### [Extract]
Start of Block

Barrett has been adjusting to the business side of boxing since he debuted in 1996 under DeGuardia. The former assistant district attorney promoted him on and off until his fight with Guinn, when Barrett, citing philosophical differences, signed with Lou DiBella.

“I saw he had a lot of raw talent. I saw that he had a lot of potential, and he’s proved that to be true,” DeGuardia said.

The promotional company, America Presents, handled his fight with Lance Whitaker but released him and bought out his contract when Barrett lost for the first time in his career. DeGuardia came back into the promotional picture and Stan Hoffman, skilled at rescuing veteran fighters, replaced Nick Garone as his manager before his fight with Robert Wiggins.

Hoffman, who guided Hasim Rahman and William Joppy to titles, replaced trainer Al Davis with Harold Knight, one of his former fighters, and Barrett has been on a tear ever since. Once consumed with the business of boxing, Barrett is now focused on his opponents.

“I’m getting the fights I need,” he said. “This is my last hurrah. I’m in the prime of my life. When I started boxing, I did it for the competition. Now I am in love with boxing.”

Chris “The Mechanic” Smith

Chris Smith is good at fooling people. During his fight with Luis Hernandez in June, Hernandez kept flailing about, raining punches down on Smith, a resident of Jamaica. The fight was televised on Madison Square Garden Network and the announcers kept saying how Smith was getting pelted with shots.

In truth, Smith (18-0-1, 11 KO’s) was employing his odd-looking, windshield-wiper defense where he holds his elbows close to his face and parries incoming punches by moving his arms up and down, kind of like playing peak-a-boo with his opponent.

After the fight, which Smith won by knocking Hernandez through the ropes in the 12th round, aside from a head-butt, Smith was unblemished. He answered questions in the post-fight interview in a cool, relaxed manner that was a bit eerie in its tranquility.

He could have been talking to someone on the street. The biggest question now facing Smith is if his crowd-pleasing style will land him a fight against a big-name opponent.

“He does absolutely nothing great, but he does everything good,” said his advisor, Johnny Bos. “Julio Cesar Chavez was the same way. He had a pretty good career.”

Smith, the current NABA welterweight champion, does not rattle off five-punch combinations, nor does he usually knock his opponents through the ropes. The Hernandez knockout was an aberration, not a recurring theme. Smith patiently stalks his opponents like an approaching storm, flicking jabs and body shots to move in and then unloading power shots.

“He does a lot of things today that most fighters don’t do,” Bos said. “He feints his opponent. He catches punches with his gloves. He keeps his gloves high.”

It’s thrilling stuff. To compensate for his less than gaudy style, Smith throws punches in bunches and is always involved in entertaining fights. He came close to making his last fight against the pedestrian Darien Ford into a barn-burner. That’s good news for the cable networks and good news for DiBella, his promoter, who has the connections to make him a star.

“He’s going to get me the fights that I need to get to the next level,” he said.

For now, Smith is in a holding pattern of sorts. Currently ranked No. 14 by the International Boxing Federation, the graduate of August Martin is on the threshold of losing his anonymity. Having learned the art of self-defense, Smith is now mastering the art of getting recognized on the streets of New York.

“These two people walked up to me the other day and introduced themselves to me,” he said. “I really didn’t know what to say to them, but afterward when I thought about it, I realized that I could have been a little bit looser, conversation-wise, with them. I guess they saw my last fight. It’s tough because I don’t look at myself as a big star. I see myself as a regular person.”

End of Block

### [Records]
Start of Block

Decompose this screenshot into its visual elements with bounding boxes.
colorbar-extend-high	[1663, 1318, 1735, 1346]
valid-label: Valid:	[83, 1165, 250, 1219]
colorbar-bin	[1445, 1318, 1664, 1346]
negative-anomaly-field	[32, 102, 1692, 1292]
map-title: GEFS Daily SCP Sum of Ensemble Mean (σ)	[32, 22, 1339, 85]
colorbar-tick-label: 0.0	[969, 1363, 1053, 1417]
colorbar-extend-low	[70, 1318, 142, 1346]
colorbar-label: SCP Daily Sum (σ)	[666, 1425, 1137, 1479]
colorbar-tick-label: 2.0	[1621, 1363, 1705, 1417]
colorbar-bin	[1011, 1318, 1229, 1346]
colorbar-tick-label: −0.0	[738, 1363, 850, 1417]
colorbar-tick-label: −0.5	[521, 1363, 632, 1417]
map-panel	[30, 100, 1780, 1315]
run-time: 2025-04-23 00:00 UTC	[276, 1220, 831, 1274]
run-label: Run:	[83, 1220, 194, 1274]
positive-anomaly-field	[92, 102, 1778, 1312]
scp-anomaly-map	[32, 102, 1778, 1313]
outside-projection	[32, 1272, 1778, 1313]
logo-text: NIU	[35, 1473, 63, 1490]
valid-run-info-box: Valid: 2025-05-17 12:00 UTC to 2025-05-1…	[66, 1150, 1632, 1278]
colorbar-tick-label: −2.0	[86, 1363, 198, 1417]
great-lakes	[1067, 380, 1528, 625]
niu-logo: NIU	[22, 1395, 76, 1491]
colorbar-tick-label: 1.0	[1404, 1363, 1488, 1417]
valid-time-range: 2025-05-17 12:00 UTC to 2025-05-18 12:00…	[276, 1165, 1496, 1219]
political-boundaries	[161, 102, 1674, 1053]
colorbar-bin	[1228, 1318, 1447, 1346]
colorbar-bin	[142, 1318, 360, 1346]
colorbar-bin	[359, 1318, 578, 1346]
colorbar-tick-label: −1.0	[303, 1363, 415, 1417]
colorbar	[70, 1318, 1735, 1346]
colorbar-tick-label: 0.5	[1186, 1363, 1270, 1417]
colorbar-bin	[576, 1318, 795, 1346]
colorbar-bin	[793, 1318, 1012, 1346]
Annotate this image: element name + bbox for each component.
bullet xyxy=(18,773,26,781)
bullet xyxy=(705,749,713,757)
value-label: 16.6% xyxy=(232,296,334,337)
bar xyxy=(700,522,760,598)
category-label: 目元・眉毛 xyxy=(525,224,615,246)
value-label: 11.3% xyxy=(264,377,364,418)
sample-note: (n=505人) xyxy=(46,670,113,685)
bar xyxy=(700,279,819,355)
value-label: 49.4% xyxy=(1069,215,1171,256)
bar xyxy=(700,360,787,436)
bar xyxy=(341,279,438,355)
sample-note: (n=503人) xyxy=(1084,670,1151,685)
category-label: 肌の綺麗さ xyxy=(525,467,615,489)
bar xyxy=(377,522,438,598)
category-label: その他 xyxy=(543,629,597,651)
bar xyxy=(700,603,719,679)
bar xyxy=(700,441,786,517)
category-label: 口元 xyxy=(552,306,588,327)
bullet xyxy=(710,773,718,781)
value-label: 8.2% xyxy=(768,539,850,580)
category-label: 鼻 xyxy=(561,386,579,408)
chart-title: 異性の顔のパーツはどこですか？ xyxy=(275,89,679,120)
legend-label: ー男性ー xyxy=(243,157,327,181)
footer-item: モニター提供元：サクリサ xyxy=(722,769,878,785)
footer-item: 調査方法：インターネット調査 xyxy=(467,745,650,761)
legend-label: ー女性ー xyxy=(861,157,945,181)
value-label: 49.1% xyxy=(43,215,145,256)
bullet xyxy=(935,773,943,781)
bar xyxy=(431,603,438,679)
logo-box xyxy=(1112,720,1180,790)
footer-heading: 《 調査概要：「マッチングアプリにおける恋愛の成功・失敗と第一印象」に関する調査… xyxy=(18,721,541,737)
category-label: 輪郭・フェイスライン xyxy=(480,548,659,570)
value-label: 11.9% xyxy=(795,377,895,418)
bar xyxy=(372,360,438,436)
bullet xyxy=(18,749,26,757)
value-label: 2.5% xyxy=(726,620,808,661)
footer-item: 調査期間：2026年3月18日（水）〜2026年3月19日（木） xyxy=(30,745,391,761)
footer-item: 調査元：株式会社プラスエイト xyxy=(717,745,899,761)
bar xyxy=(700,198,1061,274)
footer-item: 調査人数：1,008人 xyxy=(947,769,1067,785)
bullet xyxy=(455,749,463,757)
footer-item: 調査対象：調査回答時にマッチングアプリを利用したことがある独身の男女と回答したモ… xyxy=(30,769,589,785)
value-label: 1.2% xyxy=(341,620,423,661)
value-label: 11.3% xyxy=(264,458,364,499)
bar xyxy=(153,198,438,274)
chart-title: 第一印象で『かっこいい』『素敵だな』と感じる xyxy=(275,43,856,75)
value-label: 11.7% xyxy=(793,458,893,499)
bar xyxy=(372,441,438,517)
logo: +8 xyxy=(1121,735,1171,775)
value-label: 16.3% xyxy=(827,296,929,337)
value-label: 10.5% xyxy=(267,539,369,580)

End of Block

### [Aim of the exercise]
In the boxing article, reproduce everything from "He could have" down to "a big-name opponent." word for word.

### [Reply]
He could have been talking to someone on the street. The biggest question now facing Smith is if his crowd-pleasing style will land him a fight against a big-name opponent.